*Goal of the exercise*.
Find the lines containing the word "записи" and copy every one of them.
◇ ◇ ◇ ◇ ◇ ◇ ◇
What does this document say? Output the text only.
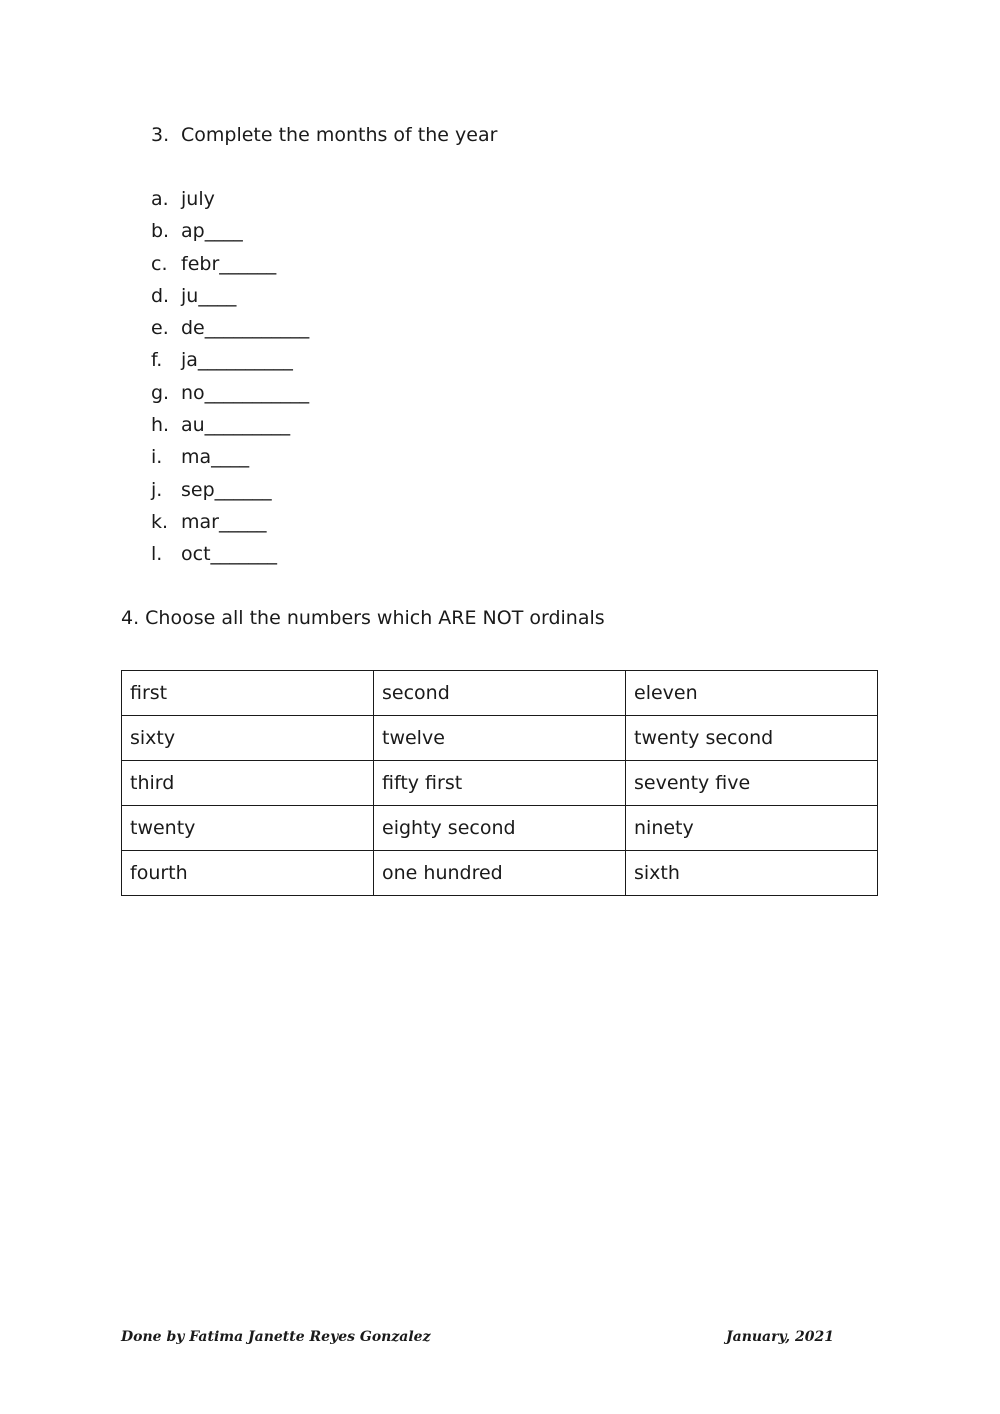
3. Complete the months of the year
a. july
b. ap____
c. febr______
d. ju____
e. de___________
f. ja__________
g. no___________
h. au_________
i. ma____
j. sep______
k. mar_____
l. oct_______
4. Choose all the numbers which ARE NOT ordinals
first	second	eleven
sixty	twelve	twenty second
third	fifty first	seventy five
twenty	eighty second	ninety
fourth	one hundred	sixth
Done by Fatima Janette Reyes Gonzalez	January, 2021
◇ ◇ ◇ ◇ ◇ ◇ ◇
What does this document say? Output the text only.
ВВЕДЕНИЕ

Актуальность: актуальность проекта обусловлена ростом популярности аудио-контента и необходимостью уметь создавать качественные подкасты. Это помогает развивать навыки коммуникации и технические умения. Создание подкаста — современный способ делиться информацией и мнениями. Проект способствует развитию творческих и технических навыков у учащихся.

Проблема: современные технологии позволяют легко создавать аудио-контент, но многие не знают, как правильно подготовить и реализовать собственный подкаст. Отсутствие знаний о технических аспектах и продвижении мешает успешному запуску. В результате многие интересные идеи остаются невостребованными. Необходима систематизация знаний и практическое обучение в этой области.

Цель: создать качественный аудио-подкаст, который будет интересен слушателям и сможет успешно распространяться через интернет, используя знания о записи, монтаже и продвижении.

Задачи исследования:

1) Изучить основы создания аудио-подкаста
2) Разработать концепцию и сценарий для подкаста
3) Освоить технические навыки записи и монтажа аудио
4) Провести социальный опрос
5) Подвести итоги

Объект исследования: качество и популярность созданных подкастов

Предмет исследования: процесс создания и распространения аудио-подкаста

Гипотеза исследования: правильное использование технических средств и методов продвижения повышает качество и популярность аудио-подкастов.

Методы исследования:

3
◇ ◇ ◇ ◇ ◇ ◇ ◇
*Task answer*.
Цель: создать качественный аудио-подкаст, который будет интересен слушателям и сможет успешно распространяться через интернет, используя знания о записи, монтаже и продвижении.
3) Освоить технические навыки записи и монтажа аудио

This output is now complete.